Return each line of the data below exactly, omitting any pictures.

A run of records:
■ ■ ■ ■

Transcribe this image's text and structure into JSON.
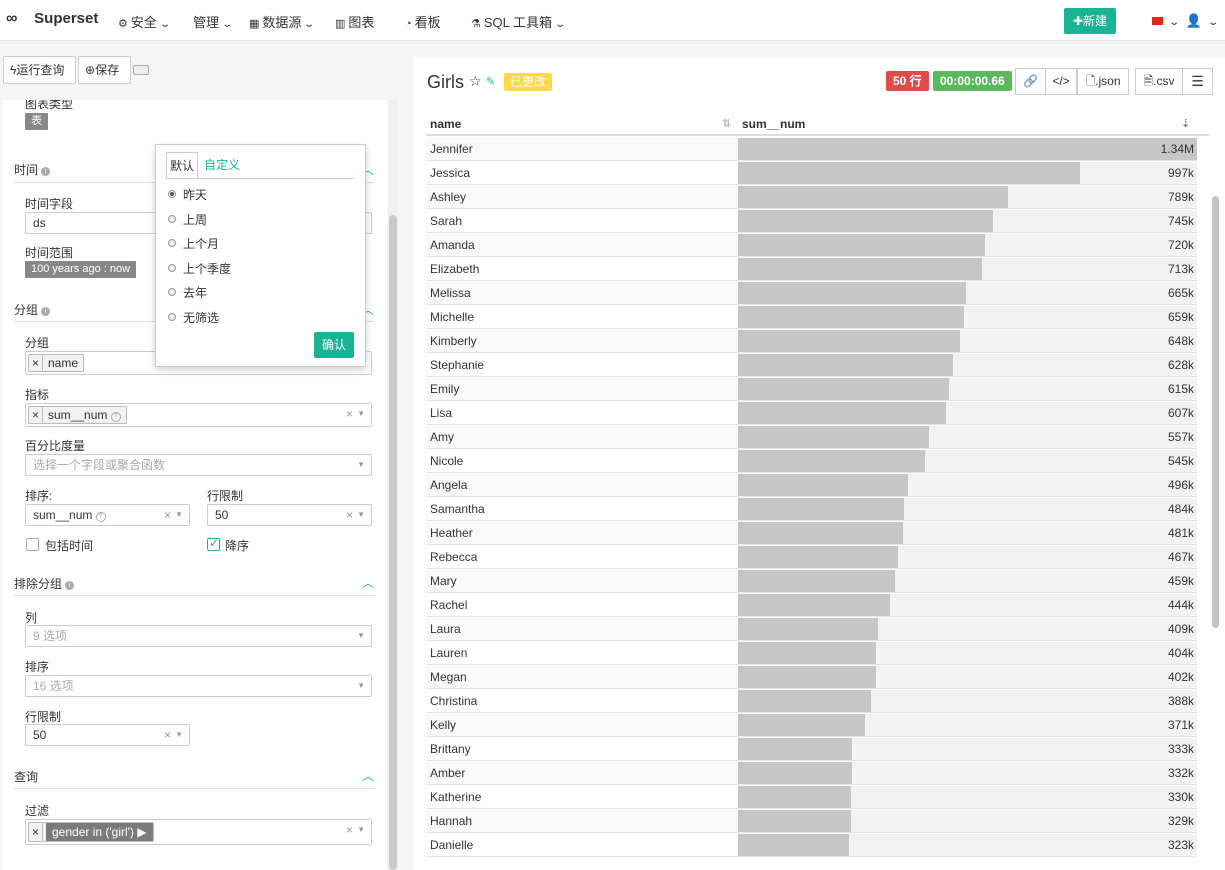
{
  "navbar": {
    "brand": "Superset",
    "items": [
      {
        "label": "安全",
        "icon": "cogs-icon",
        "caret": true
      },
      {
        "label": "管理",
        "icon": "",
        "caret": true
      },
      {
        "label": "数据源",
        "icon": "table-icon",
        "caret": true
      },
      {
        "label": "图表",
        "icon": "bar-chart-icon",
        "caret": false
      },
      {
        "label": "看板",
        "icon": "dashboard-icon",
        "caret": false
      },
      {
        "label": "SQL 工具箱",
        "icon": "flask-icon",
        "caret": true
      }
    ],
    "new_button": "新建"
  },
  "toolbar": {
    "run_query": "运行查询",
    "save": "保存"
  },
  "left": {
    "chart_type_label": "图表类型",
    "chart_type_value": "表",
    "time_section": "时间",
    "time_field_label": "时间字段",
    "time_field_value": "ds",
    "time_range_label": "时间范围",
    "time_range_value": "100 years ago : now",
    "group_section": "分组",
    "group_label": "分组",
    "group_tag": "name",
    "metrics_label": "指标",
    "metrics_tag": "sum__num",
    "percent_label": "百分比度量",
    "percent_placeholder": "选择一个字段或聚合函数",
    "order_label": "排序:",
    "order_value": "sum__num",
    "row_limit_label": "行限制",
    "row_limit_value": "50",
    "include_time_label": "包括时间",
    "descending_label": "降序",
    "not_grouped_section": "排除分组",
    "columns_label": "列",
    "columns_placeholder": "9 选项",
    "order2_label": "排序",
    "order2_placeholder": "16 选项",
    "row_limit2_label": "行限制",
    "row_limit2_value": "50",
    "query_section": "查询",
    "filter_label": "过滤",
    "filter_tag": "gender in ('girl')"
  },
  "popover": {
    "tab_default": "默认",
    "tab_custom": "自定义",
    "options": [
      "昨天",
      "上周",
      "上个月",
      "上个季度",
      "去年",
      "无筛选"
    ],
    "selected": 0,
    "ok": "确认"
  },
  "chart": {
    "title": "Girls",
    "changed": "已更改",
    "rowcount": "50 行",
    "timer": "00:00:00.66",
    "json_btn": ".json",
    "csv_btn": ".csv",
    "col_name": "name",
    "col_value": "sum__num"
  },
  "chart_data": {
    "type": "table",
    "columns": [
      "name",
      "sum__num"
    ],
    "max": 1340000,
    "rows": [
      {
        "name": "Jennifer",
        "value": 1340000,
        "label": "1.34M"
      },
      {
        "name": "Jessica",
        "value": 997000,
        "label": "997k"
      },
      {
        "name": "Ashley",
        "value": 789000,
        "label": "789k"
      },
      {
        "name": "Sarah",
        "value": 745000,
        "label": "745k"
      },
      {
        "name": "Amanda",
        "value": 720000,
        "label": "720k"
      },
      {
        "name": "Elizabeth",
        "value": 713000,
        "label": "713k"
      },
      {
        "name": "Melissa",
        "value": 665000,
        "label": "665k"
      },
      {
        "name": "Michelle",
        "value": 659000,
        "label": "659k"
      },
      {
        "name": "Kimberly",
        "value": 648000,
        "label": "648k"
      },
      {
        "name": "Stephanie",
        "value": 628000,
        "label": "628k"
      },
      {
        "name": "Emily",
        "value": 615000,
        "label": "615k"
      },
      {
        "name": "Lisa",
        "value": 607000,
        "label": "607k"
      },
      {
        "name": "Amy",
        "value": 557000,
        "label": "557k"
      },
      {
        "name": "Nicole",
        "value": 545000,
        "label": "545k"
      },
      {
        "name": "Angela",
        "value": 496000,
        "label": "496k"
      },
      {
        "name": "Samantha",
        "value": 484000,
        "label": "484k"
      },
      {
        "name": "Heather",
        "value": 481000,
        "label": "481k"
      },
      {
        "name": "Rebecca",
        "value": 467000,
        "label": "467k"
      },
      {
        "name": "Mary",
        "value": 459000,
        "label": "459k"
      },
      {
        "name": "Rachel",
        "value": 444000,
        "label": "444k"
      },
      {
        "name": "Laura",
        "value": 409000,
        "label": "409k"
      },
      {
        "name": "Lauren",
        "value": 404000,
        "label": "404k"
      },
      {
        "name": "Megan",
        "value": 402000,
        "label": "402k"
      },
      {
        "name": "Christina",
        "value": 388000,
        "label": "388k"
      },
      {
        "name": "Kelly",
        "value": 371000,
        "label": "371k"
      },
      {
        "name": "Brittany",
        "value": 333000,
        "label": "333k"
      },
      {
        "name": "Amber",
        "value": 332000,
        "label": "332k"
      },
      {
        "name": "Katherine",
        "value": 330000,
        "label": "330k"
      },
      {
        "name": "Hannah",
        "value": 329000,
        "label": "329k"
      },
      {
        "name": "Danielle",
        "value": 323000,
        "label": "323k"
      }
    ]
  }
}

■ ■ ■ ■

## Written response
Transcribe this image's text and structure into JSON.
{
  "navbar": {
    "brand": "Superset",
    "items": [
      {
        "label": "安全",
        "icon": "cogs-icon",
        "caret": true
      },
      {
        "label": "管理",
        "icon": "",
        "caret": true
      },
      {
        "label": "数据源",
        "icon": "table-icon",
        "caret": true
      },
      {
        "label": "图表",
        "icon": "bar-chart-icon",
        "caret": false
      },
      {
        "label": "看板",
        "icon": "dashboard-icon",
        "caret": false
      },
      {
        "label": "SQL 工具箱",
        "icon": "flask-icon",
        "caret": true
      }
    ],
    "new_button": "新建"
  },
  "toolbar": {
    "run_query": "运行查询",
    "save": "保存"
  },
  "left": {
    "chart_type_label": "图表类型",
    "chart_type_value": "表",
    "time_section": "时间",
    "time_field_label": "时间字段",
    "time_field_value": "ds",
    "time_range_label": "时间范围",
    "time_range_value": "100 years ago : now",
    "group_section": "分组",
    "group_label": "分组",
    "group_tag": "name",
    "metrics_label": "指标",
    "metrics_tag": "sum__num",
    "percent_label": "百分比度量",
    "percent_placeholder": "选择一个字段或聚合函数",
    "order_label": "排序:",
    "order_value": "sum__num",
    "row_limit_label": "行限制",
    "row_limit_value": "50",
    "include_time_label": "包括时间",
    "descending_label": "降序",
    "not_grouped_section": "排除分组",
    "columns_label": "列",
    "columns_placeholder": "9 选项",
    "order2_label": "排序",
    "order2_placeholder": "16 选项",
    "row_limit2_label": "行限制",
    "row_limit2_value": "50",
    "query_section": "查询",
    "filter_label": "过滤",
    "filter_tag": "gender in ('girl')"
  },
  "popover": {
    "tab_default": "默认",
    "tab_custom": "自定义",
    "options": [
      "昨天",
      "上周",
      "上个月",
      "上个季度",
      "去年",
      "无筛选"
    ],
    "selected": 0,
    "ok": "确认"
  },
  "chart": {
    "title": "Girls",
    "changed": "已更改",
    "rowcount": "50 行",
    "timer": "00:00:00.66",
    "json_btn": ".json",
    "csv_btn": ".csv",
    "col_name": "name",
    "col_value": "sum__num"
  },
  "chart_data": {
    "type": "table",
    "columns": [
      "name",
      "sum__num"
    ],
    "max": 1340000,
    "rows": [
      {
        "name": "Jennifer",
        "value": 1340000,
        "label": "1.34M"
      },
      {
        "name": "Jessica",
        "value": 997000,
        "label": "997k"
      },
      {
        "name": "Ashley",
        "value": 789000,
        "label": "789k"
      },
      {
        "name": "Sarah",
        "value": 745000,
        "label": "745k"
      },
      {
        "name": "Amanda",
        "value": 720000,
        "label": "720k"
      },
      {
        "name": "Elizabeth",
        "value": 713000,
        "label": "713k"
      },
      {
        "name": "Melissa",
        "value": 665000,
        "label": "665k"
      },
      {
        "name": "Michelle",
        "value": 659000,
        "label": "659k"
      },
      {
        "name": "Kimberly",
        "value": 648000,
        "label": "648k"
      },
      {
        "name": "Stephanie",
        "value": 628000,
        "label": "628k"
      },
      {
        "name": "Emily",
        "value": 615000,
        "label": "615k"
      },
      {
        "name": "Lisa",
        "value": 607000,
        "label": "607k"
      },
      {
        "name": "Amy",
        "value": 557000,
        "label": "557k"
      },
      {
        "name": "Nicole",
        "value": 545000,
        "label": "545k"
      },
      {
        "name": "Angela",
        "value": 496000,
        "label": "496k"
      },
      {
        "name": "Samantha",
        "value": 484000,
        "label": "484k"
      },
      {
        "name": "Heather",
        "value": 481000,
        "label": "481k"
      },
      {
        "name": "Rebecca",
        "value": 467000,
        "label": "467k"
      },
      {
        "name": "Mary",
        "value": 459000,
        "label": "459k"
      },
      {
        "name": "Rachel",
        "value": 444000,
        "label": "444k"
      },
      {
        "name": "Laura",
        "value": 409000,
        "label": "409k"
      },
      {
        "name": "Lauren",
        "value": 404000,
        "label": "404k"
      },
      {
        "name": "Megan",
        "value": 402000,
        "label": "402k"
      },
      {
        "name": "Christina",
        "value": 388000,
        "label": "388k"
      },
      {
        "name": "Kelly",
        "value": 371000,
        "label": "371k"
      },
      {
        "name": "Brittany",
        "value": 333000,
        "label": "333k"
      },
      {
        "name": "Amber",
        "value": 332000,
        "label": "332k"
      },
      {
        "name": "Katherine",
        "value": 330000,
        "label": "330k"
      },
      {
        "name": "Hannah",
        "value": 329000,
        "label": "329k"
      },
      {
        "name": "Danielle",
        "value": 323000,
        "label": "323k"
      }
    ]
  }
}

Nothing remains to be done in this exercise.